SHORT EXERCISE:
Each line that holds the word "Total" is to be identified and copied.

○ ○ ○ ○ ○ ○ ○

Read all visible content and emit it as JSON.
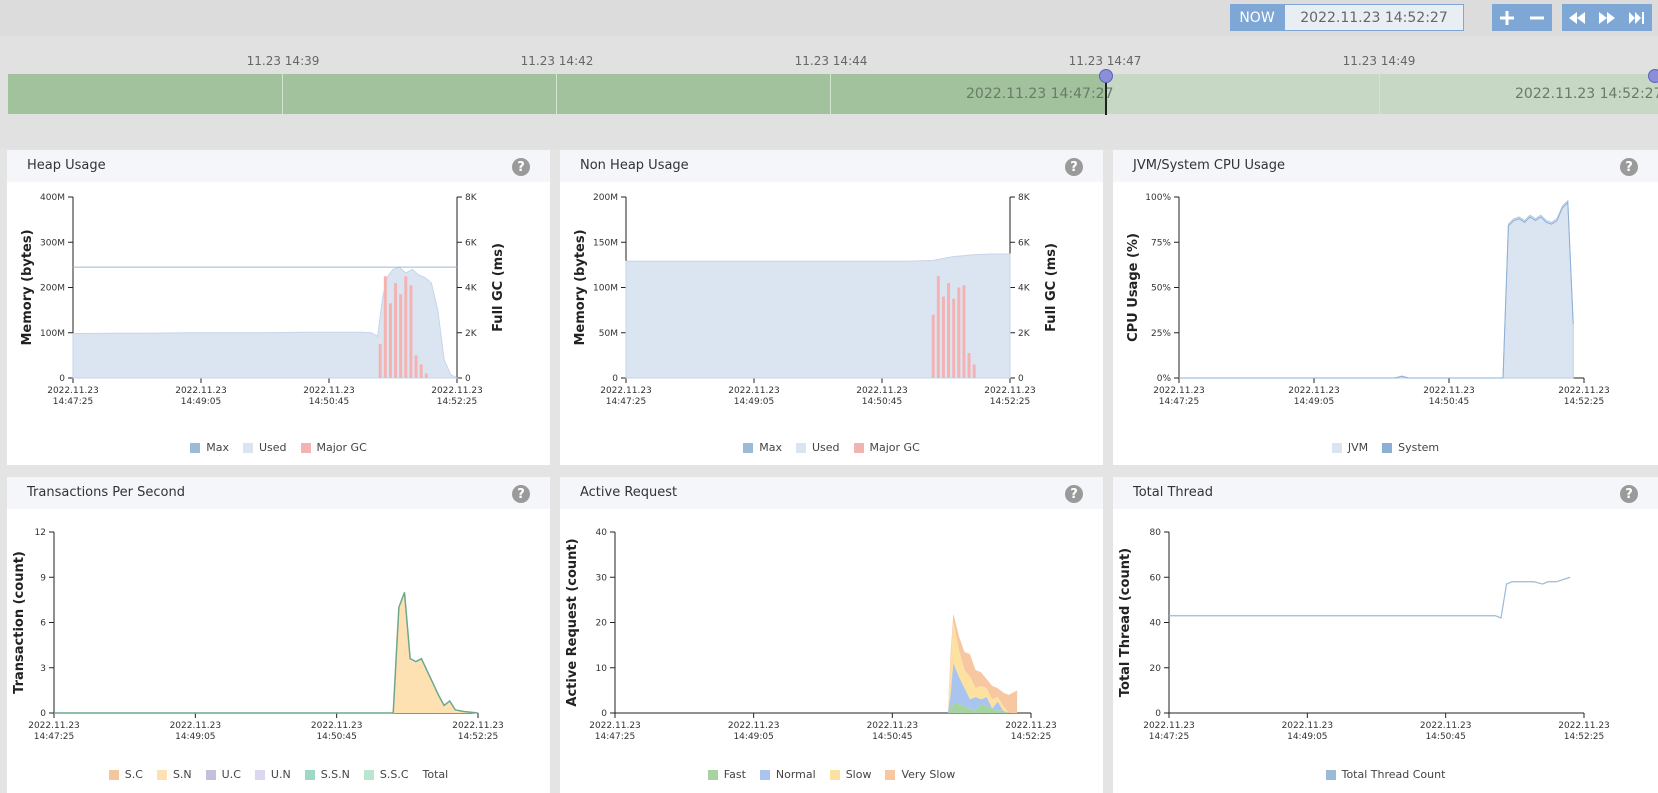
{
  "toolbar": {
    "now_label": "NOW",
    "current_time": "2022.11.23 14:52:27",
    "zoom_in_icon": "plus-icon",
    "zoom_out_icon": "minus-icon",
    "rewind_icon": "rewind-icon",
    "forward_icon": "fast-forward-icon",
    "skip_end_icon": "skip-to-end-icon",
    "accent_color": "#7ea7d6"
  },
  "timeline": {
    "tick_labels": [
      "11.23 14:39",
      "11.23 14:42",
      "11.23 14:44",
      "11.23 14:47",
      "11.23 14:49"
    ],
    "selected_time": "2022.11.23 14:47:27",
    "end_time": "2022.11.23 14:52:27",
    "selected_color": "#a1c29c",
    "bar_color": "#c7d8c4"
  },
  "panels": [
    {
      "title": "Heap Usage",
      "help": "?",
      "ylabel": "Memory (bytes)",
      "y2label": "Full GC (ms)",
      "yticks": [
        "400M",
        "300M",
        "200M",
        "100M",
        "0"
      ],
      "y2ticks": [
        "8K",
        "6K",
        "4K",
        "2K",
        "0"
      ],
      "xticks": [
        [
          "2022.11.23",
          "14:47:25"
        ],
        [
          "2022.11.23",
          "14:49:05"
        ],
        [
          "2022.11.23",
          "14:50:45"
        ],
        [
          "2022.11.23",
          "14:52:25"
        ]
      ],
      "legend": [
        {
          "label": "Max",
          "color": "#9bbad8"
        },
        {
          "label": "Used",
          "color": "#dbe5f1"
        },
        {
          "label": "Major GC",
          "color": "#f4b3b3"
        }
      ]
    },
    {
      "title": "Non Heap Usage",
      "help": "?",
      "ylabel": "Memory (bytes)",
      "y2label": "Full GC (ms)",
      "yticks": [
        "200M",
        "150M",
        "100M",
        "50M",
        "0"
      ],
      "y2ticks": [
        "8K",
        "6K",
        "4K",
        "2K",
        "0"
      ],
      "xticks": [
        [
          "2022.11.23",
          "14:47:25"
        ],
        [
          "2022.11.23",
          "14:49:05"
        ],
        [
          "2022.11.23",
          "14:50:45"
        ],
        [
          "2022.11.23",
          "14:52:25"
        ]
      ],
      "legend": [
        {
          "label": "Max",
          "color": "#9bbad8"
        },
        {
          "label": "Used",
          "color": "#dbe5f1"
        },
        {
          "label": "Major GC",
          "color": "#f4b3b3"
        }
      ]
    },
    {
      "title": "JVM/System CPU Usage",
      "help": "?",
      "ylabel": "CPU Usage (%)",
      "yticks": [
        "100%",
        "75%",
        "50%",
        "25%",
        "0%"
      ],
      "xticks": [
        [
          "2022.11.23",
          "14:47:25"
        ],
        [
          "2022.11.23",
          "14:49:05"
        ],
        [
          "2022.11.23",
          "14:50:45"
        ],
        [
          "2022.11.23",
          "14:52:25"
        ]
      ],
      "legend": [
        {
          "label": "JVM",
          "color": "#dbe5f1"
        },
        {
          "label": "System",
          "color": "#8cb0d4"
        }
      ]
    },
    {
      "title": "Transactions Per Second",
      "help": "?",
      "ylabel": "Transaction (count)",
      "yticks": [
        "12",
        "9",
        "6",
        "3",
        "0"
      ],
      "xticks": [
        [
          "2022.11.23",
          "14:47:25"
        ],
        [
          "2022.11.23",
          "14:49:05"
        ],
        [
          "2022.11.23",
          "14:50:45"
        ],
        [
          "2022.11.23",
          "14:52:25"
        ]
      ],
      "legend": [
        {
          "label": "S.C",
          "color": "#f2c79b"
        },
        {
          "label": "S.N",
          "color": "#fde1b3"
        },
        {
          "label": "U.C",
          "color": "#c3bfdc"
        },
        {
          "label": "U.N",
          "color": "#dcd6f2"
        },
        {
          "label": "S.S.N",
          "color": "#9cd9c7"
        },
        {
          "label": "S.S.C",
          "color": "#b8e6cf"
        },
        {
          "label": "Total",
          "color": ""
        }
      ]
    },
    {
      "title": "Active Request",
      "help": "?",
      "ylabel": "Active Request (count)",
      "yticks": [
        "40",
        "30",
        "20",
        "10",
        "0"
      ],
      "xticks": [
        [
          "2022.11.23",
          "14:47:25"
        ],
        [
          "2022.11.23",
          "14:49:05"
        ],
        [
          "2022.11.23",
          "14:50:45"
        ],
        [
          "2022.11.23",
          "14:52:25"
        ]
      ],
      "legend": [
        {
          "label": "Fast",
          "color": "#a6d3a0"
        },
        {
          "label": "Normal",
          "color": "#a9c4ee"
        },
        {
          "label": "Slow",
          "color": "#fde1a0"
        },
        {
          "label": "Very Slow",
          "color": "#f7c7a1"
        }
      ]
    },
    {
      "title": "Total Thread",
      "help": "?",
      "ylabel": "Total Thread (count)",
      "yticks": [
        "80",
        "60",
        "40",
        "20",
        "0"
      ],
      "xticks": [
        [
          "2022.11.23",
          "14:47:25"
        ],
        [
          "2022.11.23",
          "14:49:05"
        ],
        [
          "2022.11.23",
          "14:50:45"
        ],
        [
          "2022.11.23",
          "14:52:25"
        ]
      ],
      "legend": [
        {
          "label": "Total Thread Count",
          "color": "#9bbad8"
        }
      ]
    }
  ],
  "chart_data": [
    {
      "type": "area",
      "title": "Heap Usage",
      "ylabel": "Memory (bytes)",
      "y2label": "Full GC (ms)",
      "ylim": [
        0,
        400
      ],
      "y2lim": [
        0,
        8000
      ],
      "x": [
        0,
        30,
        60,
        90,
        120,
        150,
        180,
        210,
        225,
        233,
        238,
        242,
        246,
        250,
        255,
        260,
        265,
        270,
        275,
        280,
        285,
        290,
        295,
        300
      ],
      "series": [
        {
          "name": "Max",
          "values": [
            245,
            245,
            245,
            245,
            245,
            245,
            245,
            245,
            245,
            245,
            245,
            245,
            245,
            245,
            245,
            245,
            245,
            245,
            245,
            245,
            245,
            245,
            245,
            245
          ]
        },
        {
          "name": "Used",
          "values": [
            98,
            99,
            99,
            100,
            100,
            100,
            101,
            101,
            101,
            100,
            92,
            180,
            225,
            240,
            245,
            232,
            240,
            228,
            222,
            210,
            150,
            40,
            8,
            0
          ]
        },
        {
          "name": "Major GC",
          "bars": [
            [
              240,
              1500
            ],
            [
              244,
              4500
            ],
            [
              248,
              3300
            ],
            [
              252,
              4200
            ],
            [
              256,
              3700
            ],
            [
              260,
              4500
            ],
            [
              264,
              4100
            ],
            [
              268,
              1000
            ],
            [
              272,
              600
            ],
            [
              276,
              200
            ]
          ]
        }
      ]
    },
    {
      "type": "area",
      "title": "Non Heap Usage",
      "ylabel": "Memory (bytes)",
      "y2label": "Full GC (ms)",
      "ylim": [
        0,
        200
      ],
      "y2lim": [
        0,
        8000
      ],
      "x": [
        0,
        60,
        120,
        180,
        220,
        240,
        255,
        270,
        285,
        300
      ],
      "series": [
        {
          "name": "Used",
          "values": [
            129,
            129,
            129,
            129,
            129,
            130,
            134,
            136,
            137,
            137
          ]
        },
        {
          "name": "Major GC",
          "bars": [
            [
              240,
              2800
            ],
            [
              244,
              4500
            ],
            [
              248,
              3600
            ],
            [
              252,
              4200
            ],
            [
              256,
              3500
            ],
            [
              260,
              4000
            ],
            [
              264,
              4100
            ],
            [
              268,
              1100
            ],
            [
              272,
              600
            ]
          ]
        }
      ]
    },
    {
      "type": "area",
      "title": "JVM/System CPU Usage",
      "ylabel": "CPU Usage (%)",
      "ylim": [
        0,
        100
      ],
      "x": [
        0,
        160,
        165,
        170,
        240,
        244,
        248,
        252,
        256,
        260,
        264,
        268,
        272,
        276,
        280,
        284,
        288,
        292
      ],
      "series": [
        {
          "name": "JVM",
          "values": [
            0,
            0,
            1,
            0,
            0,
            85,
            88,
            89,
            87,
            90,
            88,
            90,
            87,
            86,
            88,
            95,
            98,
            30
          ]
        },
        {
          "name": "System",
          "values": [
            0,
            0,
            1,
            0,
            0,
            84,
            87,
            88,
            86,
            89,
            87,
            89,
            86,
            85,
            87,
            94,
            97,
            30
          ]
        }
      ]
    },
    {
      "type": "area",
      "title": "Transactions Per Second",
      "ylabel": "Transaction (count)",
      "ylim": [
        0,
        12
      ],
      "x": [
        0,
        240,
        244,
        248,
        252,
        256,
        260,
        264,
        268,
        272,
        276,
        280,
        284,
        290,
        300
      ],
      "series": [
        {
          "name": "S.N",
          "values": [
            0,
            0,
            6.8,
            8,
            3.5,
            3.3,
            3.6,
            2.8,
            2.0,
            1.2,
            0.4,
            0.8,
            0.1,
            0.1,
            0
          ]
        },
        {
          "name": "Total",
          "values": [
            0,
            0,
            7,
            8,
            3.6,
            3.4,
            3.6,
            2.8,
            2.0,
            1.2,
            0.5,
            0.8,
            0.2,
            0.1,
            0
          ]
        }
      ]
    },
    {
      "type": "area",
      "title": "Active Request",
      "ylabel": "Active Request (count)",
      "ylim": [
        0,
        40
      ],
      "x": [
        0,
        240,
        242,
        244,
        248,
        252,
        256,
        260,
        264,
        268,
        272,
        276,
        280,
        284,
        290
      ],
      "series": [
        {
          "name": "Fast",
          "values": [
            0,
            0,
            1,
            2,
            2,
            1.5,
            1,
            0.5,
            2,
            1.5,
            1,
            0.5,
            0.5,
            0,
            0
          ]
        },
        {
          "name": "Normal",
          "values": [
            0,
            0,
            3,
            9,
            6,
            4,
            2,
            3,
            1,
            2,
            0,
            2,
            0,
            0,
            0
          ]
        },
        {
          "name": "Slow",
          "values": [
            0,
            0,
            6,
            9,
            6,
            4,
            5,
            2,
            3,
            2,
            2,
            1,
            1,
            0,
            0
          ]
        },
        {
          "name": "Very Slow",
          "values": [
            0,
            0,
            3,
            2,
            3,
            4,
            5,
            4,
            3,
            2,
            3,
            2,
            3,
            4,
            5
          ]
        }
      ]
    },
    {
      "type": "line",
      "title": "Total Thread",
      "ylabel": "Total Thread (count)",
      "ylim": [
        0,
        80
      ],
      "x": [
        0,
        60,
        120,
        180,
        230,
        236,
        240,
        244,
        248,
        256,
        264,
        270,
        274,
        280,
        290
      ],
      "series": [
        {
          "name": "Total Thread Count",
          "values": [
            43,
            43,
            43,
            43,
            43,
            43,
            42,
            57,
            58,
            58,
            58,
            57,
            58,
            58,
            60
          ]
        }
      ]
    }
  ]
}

○ ○ ○ ○ ○ ○ ○

CORRECT ANSWER:
          "label": "Total",
      "title": "Total Thread",
      "ylabel": "Total Thread (count)",
          "label": "Total Thread Count",
          "name": "Total",
      "title": "Total Thread",
      "ylabel": "Total Thread (count)",
          "name": "Total Thread Count",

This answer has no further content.